Maximizing with integration

The integral will be greatest when $E$ is the largest region for which the integrand is non-negative, namely the ellipsoid $\hat{E}\;:\; x^2 + 2y^2 + 3z^2 \le 1$ . The change of variables $\xi = x$ , $\eta = \sqrt{2}y$ , $\zeta =\sqrt{3}z$ makes this greatest integral equal to $\begin{aligned} \iiint_{\hat{E}} (1 - x^2 - 2y^2 - 3z^2)\,dx\,dy\,dz & = \; \tfrac{1}{\sqrt{6}}\iiint_{\xi^2 + \eta^2 + \zeta^2 \le 1}(1-\xi^2-\eta^2-\zeta^2)\,d\xi\,d\eta\,d\zeta \; = \; \tfrac{1}{\sqrt{6}}\int_0^1 dr\int_0^\pi d\theta \int_0^{2\pi} (1-r^2)r^2sin\theta \\ & = \; \tfrac{4\pi}{\sqrt{6}}\int_0^1 (r^2 - r^4)\,dr \; = \; \tfrac{4\pi}{\sqrt{6}} \times \tfrac{2}{15} \; = \; \tfrac{4}{15}\pi \sqrt{\tfrac23} \end{aligned}$ making the answer $4 + 15 + 2 + 3 = \boxed{24}$ .

__DATA EXTRACT__
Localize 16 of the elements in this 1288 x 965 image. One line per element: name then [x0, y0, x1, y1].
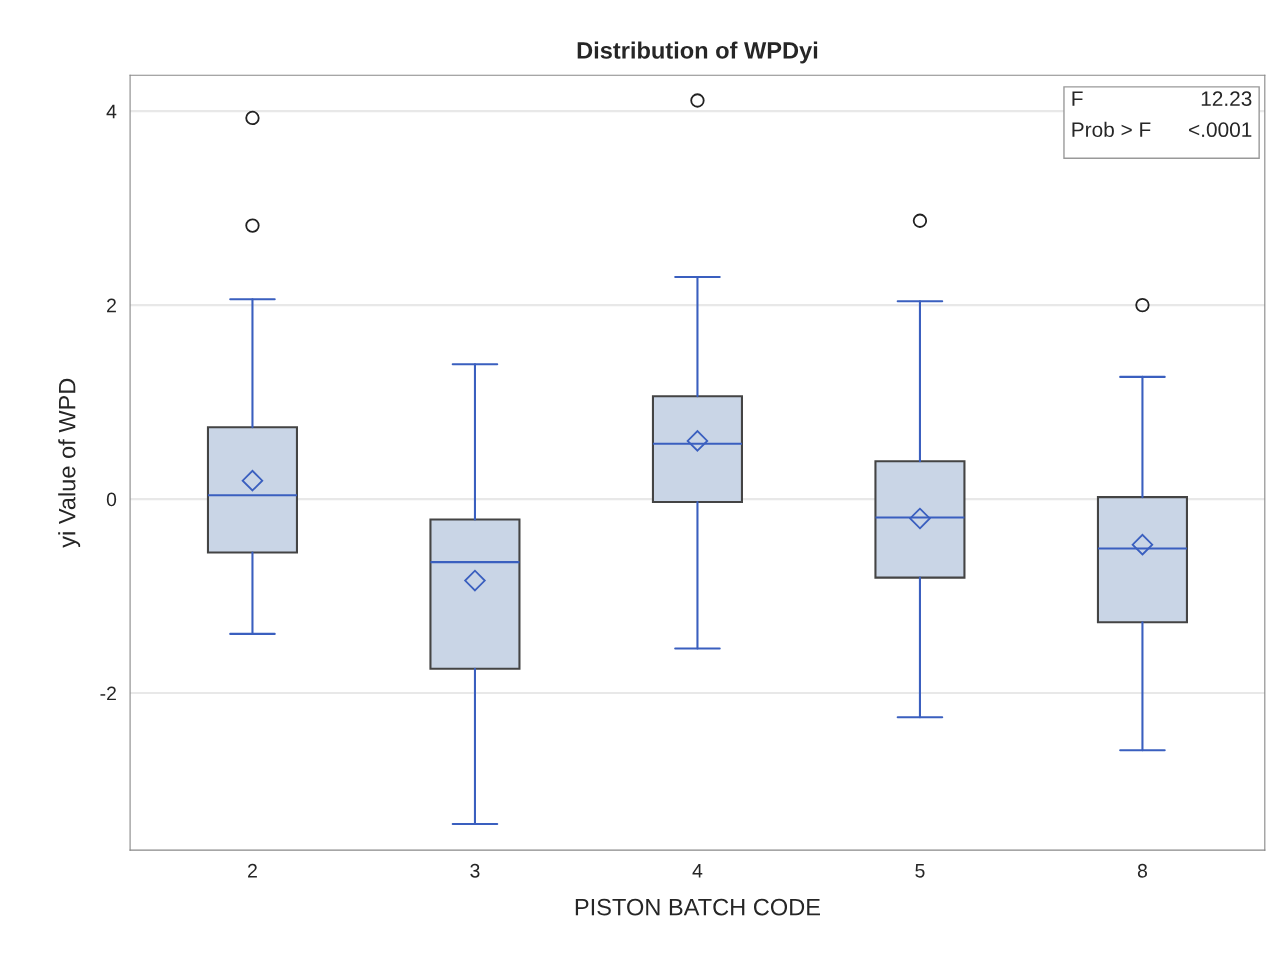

__CHALLENGE 1__
In the solution on maximizing with integration, list each substitution that makes up the change of variables.
__CHALLENGE 2__
According to the solution on maximizing with integration, why is the integral greatest when E is the ellipsoid x² + 2y² + 3z² ≤ 1?

__CORRECT OUTPUT 1__
ξ = x, η = √2y, ζ = √3z

__CORRECT OUTPUT 2__
The integral is greatest for the largest region on which the integrand is non-negative. That region is the ellipsoid x² + 2y² + 3z² ≤ 1.